Each record below should appear again exactly as written.

═════ ENTRIES PROVIDED

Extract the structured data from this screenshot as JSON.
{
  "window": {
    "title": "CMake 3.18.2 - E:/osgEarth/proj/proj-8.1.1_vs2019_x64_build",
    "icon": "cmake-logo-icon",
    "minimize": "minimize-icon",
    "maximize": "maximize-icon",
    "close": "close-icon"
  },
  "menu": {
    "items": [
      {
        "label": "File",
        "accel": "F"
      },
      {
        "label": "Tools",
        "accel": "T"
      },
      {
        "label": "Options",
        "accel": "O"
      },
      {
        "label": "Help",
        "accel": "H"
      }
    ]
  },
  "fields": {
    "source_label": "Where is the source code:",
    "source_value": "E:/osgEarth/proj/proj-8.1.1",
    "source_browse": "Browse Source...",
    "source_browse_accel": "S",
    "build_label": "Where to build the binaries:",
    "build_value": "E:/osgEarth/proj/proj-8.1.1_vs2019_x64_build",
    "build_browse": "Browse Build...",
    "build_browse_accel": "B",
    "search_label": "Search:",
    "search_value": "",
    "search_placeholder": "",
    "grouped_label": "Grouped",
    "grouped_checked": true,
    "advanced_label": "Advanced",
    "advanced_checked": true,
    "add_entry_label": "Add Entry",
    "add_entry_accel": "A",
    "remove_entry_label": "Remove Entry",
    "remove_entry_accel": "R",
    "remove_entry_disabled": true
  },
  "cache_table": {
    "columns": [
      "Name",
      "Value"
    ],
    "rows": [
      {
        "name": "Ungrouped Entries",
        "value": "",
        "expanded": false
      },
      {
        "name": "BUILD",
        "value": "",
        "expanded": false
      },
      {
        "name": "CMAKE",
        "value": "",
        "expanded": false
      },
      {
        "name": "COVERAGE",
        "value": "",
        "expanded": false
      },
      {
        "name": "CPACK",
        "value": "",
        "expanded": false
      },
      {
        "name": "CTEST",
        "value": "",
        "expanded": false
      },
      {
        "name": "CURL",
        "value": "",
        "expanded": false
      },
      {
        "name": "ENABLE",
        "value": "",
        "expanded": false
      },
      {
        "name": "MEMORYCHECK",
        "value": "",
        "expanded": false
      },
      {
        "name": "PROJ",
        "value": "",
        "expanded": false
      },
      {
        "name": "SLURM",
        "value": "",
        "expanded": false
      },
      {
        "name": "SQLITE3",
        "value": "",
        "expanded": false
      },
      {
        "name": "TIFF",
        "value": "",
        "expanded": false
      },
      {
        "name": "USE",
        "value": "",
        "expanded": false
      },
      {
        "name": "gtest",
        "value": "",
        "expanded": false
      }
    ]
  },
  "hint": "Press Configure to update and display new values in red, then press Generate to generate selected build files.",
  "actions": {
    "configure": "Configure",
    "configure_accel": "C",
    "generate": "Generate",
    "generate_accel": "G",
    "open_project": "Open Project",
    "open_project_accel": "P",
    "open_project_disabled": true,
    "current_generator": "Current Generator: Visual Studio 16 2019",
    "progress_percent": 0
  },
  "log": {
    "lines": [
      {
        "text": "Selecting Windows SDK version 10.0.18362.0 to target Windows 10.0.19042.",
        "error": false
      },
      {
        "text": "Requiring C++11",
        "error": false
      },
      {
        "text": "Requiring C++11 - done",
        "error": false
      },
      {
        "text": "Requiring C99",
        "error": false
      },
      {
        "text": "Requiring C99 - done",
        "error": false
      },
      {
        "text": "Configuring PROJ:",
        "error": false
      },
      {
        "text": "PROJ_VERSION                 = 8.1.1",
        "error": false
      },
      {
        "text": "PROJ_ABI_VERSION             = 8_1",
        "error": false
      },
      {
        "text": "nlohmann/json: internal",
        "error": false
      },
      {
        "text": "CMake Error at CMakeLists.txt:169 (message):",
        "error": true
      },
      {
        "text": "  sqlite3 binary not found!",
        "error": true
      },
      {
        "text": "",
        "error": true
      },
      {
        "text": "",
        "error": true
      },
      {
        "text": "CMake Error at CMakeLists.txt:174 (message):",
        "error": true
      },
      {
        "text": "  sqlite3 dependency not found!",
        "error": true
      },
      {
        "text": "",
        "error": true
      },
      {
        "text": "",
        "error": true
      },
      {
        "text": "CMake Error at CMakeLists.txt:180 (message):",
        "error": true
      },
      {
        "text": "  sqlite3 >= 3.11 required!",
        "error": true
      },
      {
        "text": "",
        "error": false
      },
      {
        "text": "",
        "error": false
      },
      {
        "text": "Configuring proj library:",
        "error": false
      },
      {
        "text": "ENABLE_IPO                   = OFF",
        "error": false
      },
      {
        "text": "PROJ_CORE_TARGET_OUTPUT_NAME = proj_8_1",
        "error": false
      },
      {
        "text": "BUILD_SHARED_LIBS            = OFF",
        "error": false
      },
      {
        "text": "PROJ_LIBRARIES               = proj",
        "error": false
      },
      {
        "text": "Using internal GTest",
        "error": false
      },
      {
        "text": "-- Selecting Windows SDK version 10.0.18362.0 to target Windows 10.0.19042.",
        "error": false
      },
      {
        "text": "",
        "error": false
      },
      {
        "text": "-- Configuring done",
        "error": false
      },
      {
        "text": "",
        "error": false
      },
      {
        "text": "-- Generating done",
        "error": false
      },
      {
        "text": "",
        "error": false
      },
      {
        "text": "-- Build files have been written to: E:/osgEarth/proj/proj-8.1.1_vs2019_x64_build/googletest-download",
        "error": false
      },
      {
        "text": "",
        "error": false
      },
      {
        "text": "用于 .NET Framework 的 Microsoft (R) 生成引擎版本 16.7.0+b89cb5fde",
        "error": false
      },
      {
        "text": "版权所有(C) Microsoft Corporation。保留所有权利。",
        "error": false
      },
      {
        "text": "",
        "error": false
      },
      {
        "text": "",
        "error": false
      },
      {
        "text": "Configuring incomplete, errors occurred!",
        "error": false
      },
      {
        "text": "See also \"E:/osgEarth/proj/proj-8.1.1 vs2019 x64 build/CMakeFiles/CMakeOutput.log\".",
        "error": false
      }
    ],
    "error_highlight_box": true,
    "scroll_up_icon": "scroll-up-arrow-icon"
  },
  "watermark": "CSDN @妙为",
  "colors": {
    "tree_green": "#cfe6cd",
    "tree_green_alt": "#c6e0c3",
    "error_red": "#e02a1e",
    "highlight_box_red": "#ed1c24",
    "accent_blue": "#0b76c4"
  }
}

══════════

• _IN RESPONSE_:
Extract the structured data from this screenshot as JSON.
{
  "window": {
    "title": "CMake 3.18.2 - E:/osgEarth/proj/proj-8.1.1_vs2019_x64_build",
    "icon": "cmake-logo-icon",
    "minimize": "minimize-icon",
    "maximize": "maximize-icon",
    "close": "close-icon"
  },
  "menu": {
    "items": [
      {
        "label": "File",
        "accel": "F"
      },
      {
        "label": "Tools",
        "accel": "T"
      },
      {
        "label": "Options",
        "accel": "O"
      },
      {
        "label": "Help",
        "accel": "H"
      }
    ]
  },
  "fields": {
    "source_label": "Where is the source code:",
    "source_value": "E:/osgEarth/proj/proj-8.1.1",
    "source_browse": "Browse Source...",
    "source_browse_accel": "S",
    "build_label": "Where to build the binaries:",
    "build_value": "E:/osgEarth/proj/proj-8.1.1_vs2019_x64_build",
    "build_browse": "Browse Build...",
    "build_browse_accel": "B",
    "search_label": "Search:",
    "search_value": "",
    "search_placeholder": "",
    "grouped_label": "Grouped",
    "grouped_checked": true,
    "advanced_label": "Advanced",
    "advanced_checked": true,
    "add_entry_label": "Add Entry",
    "add_entry_accel": "A",
    "remove_entry_label": "Remove Entry",
    "remove_entry_accel": "R",
    "remove_entry_disabled": true
  },
  "cache_table": {
    "columns": [
      "Name",
      "Value"
    ],
    "rows": [
      {
        "name": "Ungrouped Entries",
        "value": "",
        "expanded": false
      },
      {
        "name": "BUILD",
        "value": "",
        "expanded": false
      },
      {
        "name": "CMAKE",
        "value": "",
        "expanded": false
      },
      {
        "name": "COVERAGE",
        "value": "",
        "expanded": false
      },
      {
        "name": "CPACK",
        "value": "",
        "expanded": false
      },
      {
        "name": "CTEST",
        "value": "",
        "expanded": false
      },
      {
        "name": "CURL",
        "value": "",
        "expanded": false
      },
      {
        "name": "ENABLE",
        "value": "",
        "expanded": false
      },
      {
        "name": "MEMORYCHECK",
        "value": "",
        "expanded": false
      },
      {
        "name": "PROJ",
        "value": "",
        "expanded": false
      },
      {
        "name": "SLURM",
        "value": "",
        "expanded": false
      },
      {
        "name": "SQLITE3",
        "value": "",
        "expanded": false
      },
      {
        "name": "TIFF",
        "value": "",
        "expanded": false
      },
      {
        "name": "USE",
        "value": "",
        "expanded": false
      },
      {
        "name": "gtest",
        "value": "",
        "expanded": false
      }
    ]
  },
  "hint": "Press Configure to update and display new values in red, then press Generate to generate selected build files.",
  "actions": {
    "configure": "Configure",
    "configure_accel": "C",
    "generate": "Generate",
    "generate_accel": "G",
    "open_project": "Open Project",
    "open_project_accel": "P",
    "open_project_disabled": true,
    "current_generator": "Current Generator: Visual Studio 16 2019",
    "progress_percent": 0
  },
  "log": {
    "lines": [
      {
        "text": "Selecting Windows SDK version 10.0.18362.0 to target Windows 10.0.19042.",
        "error": false
      },
      {
        "text": "Requiring C++11",
        "error": false
      },
      {
        "text": "Requiring C++11 - done",
        "error": false
      },
      {
        "text": "Requiring C99",
        "error": false
      },
      {
        "text": "Requiring C99 - done",
        "error": false
      },
      {
        "text": "Configuring PROJ:",
        "error": false
      },
      {
        "text": "PROJ_VERSION                 = 8.1.1",
        "error": false
      },
      {
        "text": "PROJ_ABI_VERSION             = 8_1",
        "error": false
      },
      {
        "text": "nlohmann/json: internal",
        "error": false
      },
      {
        "text": "CMake Error at CMakeLists.txt:169 (message):",
        "error": true
      },
      {
        "text": "  sqlite3 binary not found!",
        "error": true
      },
      {
        "text": "",
        "error": true
      },
      {
        "text": "",
        "error": true
      },
      {
        "text": "CMake Error at CMakeLists.txt:174 (message):",
        "error": true
      },
      {
        "text": "  sqlite3 dependency not found!",
        "error": true
      },
      {
        "text": "",
        "error": true
      },
      {
        "text": "",
        "error": true
      },
      {
        "text": "CMake Error at CMakeLists.txt:180 (message):",
        "error": true
      },
      {
        "text": "  sqlite3 >= 3.11 required!",
        "error": true
      },
      {
        "text": "",
        "error": false
      },
      {
        "text": "",
        "error": false
      },
      {
        "text": "Configuring proj library:",
        "error": false
      },
      {
        "text": "ENABLE_IPO                   = OFF",
        "error": false
      },
      {
        "text": "PROJ_CORE_TARGET_OUTPUT_NAME = proj_8_1",
        "error": false
      },
      {
        "text": "BUILD_SHARED_LIBS            = OFF",
        "error": false
      },
      {
        "text": "PROJ_LIBRARIES               = proj",
        "error": false
      },
      {
        "text": "Using internal GTest",
        "error": false
      },
      {
        "text": "-- Selecting Windows SDK version 10.0.18362.0 to target Windows 10.0.19042.",
        "error": false
      },
      {
        "text": "",
        "error": false
      },
      {
        "text": "-- Configuring done",
        "error": false
      },
      {
        "text": "",
        "error": false
      },
      {
        "text": "-- Generating done",
        "error": false
      },
      {
        "text": "",
        "error": false
      },
      {
        "text": "-- Build files have been written to: E:/osgEarth/proj/proj-8.1.1_vs2019_x64_build/googletest-download",
        "error": false
      },
      {
        "text": "",
        "error": false
      },
      {
        "text": "用于 .NET Framework 的 Microsoft (R) 生成引擎版本 16.7.0+b89cb5fde",
        "error": false
      },
      {
        "text": "版权所有(C) Microsoft Corporation。保留所有权利。",
        "error": false
      },
      {
        "text": "",
        "error": false
      },
      {
        "text": "",
        "error": false
      },
      {
        "text": "Configuring incomplete, errors occurred!",
        "error": false
      },
      {
        "text": "See also \"E:/osgEarth/proj/proj-8.1.1 vs2019 x64 build/CMakeFiles/CMakeOutput.log\".",
        "error": false
      }
    ],
    "error_highlight_box": true,
    "scroll_up_icon": "scroll-up-arrow-icon"
  },
  "watermark": "CSDN @妙为",
  "colors": {
    "tree_green": "#cfe6cd",
    "tree_green_alt": "#c6e0c3",
    "error_red": "#e02a1e",
    "highlight_box_red": "#ed1c24",
    "accent_blue": "#0b76c4"
  }
}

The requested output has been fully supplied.